** begin **

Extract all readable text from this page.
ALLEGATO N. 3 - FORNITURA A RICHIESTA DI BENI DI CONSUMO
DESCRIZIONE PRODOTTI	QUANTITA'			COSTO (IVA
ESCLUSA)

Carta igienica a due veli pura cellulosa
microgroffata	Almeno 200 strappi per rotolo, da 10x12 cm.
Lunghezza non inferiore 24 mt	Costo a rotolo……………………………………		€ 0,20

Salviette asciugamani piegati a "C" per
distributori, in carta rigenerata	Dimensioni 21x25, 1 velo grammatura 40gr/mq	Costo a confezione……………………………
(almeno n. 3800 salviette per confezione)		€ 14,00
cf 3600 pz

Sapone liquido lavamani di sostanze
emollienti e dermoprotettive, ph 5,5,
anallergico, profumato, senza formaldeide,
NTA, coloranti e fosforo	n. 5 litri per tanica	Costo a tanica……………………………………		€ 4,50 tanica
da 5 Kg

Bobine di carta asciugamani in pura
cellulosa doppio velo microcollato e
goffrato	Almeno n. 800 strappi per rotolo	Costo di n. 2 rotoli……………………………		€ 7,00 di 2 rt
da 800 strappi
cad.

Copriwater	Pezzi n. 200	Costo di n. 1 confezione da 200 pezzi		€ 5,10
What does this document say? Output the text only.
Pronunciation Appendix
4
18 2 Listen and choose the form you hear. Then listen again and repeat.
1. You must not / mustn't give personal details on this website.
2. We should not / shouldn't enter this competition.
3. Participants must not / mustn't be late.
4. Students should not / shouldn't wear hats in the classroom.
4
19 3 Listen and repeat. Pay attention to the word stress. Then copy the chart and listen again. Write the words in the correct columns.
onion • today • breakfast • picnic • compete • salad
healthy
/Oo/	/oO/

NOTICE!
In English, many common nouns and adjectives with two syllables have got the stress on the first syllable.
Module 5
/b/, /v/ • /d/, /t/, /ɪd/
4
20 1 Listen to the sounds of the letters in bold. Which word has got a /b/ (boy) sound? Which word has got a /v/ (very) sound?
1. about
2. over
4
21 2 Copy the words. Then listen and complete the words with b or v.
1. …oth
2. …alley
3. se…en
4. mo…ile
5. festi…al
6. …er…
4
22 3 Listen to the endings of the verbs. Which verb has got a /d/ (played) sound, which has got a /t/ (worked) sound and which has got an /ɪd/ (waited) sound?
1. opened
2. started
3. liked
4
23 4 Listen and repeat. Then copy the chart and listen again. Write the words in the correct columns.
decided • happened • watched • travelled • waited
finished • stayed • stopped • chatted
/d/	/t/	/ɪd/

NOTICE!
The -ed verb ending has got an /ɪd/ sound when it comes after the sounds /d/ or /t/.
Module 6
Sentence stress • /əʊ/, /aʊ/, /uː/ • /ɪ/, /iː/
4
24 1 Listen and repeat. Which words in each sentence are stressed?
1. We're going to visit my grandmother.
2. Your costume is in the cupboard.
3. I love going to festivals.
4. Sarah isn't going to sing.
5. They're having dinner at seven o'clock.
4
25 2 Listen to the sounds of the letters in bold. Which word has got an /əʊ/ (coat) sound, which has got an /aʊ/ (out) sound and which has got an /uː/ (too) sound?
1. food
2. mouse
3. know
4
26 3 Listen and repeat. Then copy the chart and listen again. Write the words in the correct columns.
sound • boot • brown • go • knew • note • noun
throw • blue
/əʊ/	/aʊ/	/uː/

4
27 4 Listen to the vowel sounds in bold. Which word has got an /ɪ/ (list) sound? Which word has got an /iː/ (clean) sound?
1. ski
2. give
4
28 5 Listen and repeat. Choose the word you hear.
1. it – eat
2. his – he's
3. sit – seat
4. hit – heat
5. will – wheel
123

** end **

WHAT YOU SHOULD DO
Where a line of the data holds "shouldn", show that line.

WRITTEN ANSWER
2. We should not / shouldn't enter this competition.
4. Students should not / shouldn't wear hats in the classroom.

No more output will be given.